**Text passage**
Single by ClariS

from the album Party Time
- Released: January 29, 2014
- Recorded: 2014
- Genre: J-pop
- Length: 4:32
- Label: SME Records
- Songwriter: Kz

ClariS singles chronology
| "Colorful" (2013) | "Click" (2014) | "Step" (2014) |

Audio sample
- file; help;

= Click (ClariS song) =

"Click" is a pop song by the Japanese duo and idol unit ClariS, written by Kz. It was released as the unit's ninth single on January 29, 2014 by SME Records. The song was used as the first opening theme to the 2014 anime series Nisekoi. A music video was produced for "Click", directed by Jungo. The single peaked at No. 7 on Japan's weekly Oricon singles chart.

Element and region data
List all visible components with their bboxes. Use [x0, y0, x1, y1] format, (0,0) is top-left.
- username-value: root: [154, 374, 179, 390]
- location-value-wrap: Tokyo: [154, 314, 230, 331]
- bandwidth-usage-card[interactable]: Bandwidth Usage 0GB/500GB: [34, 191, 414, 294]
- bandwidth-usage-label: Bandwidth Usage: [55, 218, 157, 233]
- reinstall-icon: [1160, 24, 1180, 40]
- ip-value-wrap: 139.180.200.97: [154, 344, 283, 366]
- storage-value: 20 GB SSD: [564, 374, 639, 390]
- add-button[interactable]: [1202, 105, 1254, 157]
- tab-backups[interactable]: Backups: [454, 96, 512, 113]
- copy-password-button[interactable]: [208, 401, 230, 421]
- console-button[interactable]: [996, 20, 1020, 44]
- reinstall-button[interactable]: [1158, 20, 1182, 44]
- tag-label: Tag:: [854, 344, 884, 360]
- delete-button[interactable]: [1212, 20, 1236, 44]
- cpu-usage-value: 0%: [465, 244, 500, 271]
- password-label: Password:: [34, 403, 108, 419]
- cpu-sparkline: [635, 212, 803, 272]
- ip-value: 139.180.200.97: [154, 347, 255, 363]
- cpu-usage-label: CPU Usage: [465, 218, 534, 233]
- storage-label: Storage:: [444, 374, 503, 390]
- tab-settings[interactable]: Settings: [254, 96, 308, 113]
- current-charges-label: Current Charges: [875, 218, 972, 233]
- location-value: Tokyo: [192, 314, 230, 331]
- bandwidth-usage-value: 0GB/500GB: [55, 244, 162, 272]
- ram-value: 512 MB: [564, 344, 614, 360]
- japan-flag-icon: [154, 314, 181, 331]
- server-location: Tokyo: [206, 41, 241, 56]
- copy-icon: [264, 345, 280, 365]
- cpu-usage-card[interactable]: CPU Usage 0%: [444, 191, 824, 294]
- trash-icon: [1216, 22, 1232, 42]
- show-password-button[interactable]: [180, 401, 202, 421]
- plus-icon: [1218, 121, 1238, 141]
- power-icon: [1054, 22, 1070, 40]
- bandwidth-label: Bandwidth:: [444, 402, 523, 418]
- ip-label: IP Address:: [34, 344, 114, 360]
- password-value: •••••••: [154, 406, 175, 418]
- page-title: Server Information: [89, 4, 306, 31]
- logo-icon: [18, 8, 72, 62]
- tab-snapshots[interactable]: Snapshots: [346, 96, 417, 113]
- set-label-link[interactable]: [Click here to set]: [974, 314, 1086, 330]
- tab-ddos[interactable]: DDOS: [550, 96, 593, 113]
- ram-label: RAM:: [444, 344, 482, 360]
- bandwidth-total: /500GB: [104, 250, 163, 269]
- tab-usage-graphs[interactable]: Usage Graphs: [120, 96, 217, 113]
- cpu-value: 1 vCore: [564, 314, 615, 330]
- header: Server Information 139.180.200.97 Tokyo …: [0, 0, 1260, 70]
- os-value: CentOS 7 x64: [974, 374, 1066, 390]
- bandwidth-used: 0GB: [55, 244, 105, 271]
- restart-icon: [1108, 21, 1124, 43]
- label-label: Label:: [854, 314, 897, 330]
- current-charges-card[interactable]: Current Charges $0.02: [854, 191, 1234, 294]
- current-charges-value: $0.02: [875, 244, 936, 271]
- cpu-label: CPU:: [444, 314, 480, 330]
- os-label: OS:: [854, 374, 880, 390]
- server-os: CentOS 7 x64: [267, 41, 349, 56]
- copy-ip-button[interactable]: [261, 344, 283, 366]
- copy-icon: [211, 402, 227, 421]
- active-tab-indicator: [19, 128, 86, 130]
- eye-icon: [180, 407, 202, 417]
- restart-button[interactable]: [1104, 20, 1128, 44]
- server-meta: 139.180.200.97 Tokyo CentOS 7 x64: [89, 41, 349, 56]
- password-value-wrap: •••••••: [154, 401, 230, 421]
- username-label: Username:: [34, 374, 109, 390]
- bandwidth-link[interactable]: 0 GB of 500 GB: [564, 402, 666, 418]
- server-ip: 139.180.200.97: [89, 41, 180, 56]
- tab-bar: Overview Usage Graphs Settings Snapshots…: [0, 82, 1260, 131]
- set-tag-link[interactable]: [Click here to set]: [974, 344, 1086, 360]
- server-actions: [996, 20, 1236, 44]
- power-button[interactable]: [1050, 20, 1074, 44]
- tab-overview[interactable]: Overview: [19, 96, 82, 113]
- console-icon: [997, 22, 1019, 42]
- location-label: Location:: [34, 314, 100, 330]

**Set tasks**
• a. In the article on the ClariS song "Click", rewrite everything from "Audio sample" down to "Oricon singles chart.", changing "duo" to "pair".
• b. According to the article on the ClariS song "Click", which anime series used the song as its first opening theme?

**Results in order**
• a.
Audio sample
- file; help;

= Click (ClariS song) =

"Click" is a pop song by the Japanese pair and idol unit ClariS, written by Kz. It was released as the unit's ninth single on January 29, 2014 by SME Records. The song was used as the first opening theme to the 2014 anime series Nisekoi. A music video was produced for "Click", directed by Jungo. The single peaked at No. 7 on Japan's weekly Oricon singles chart.

• b. The 2014 anime series Nisekoi.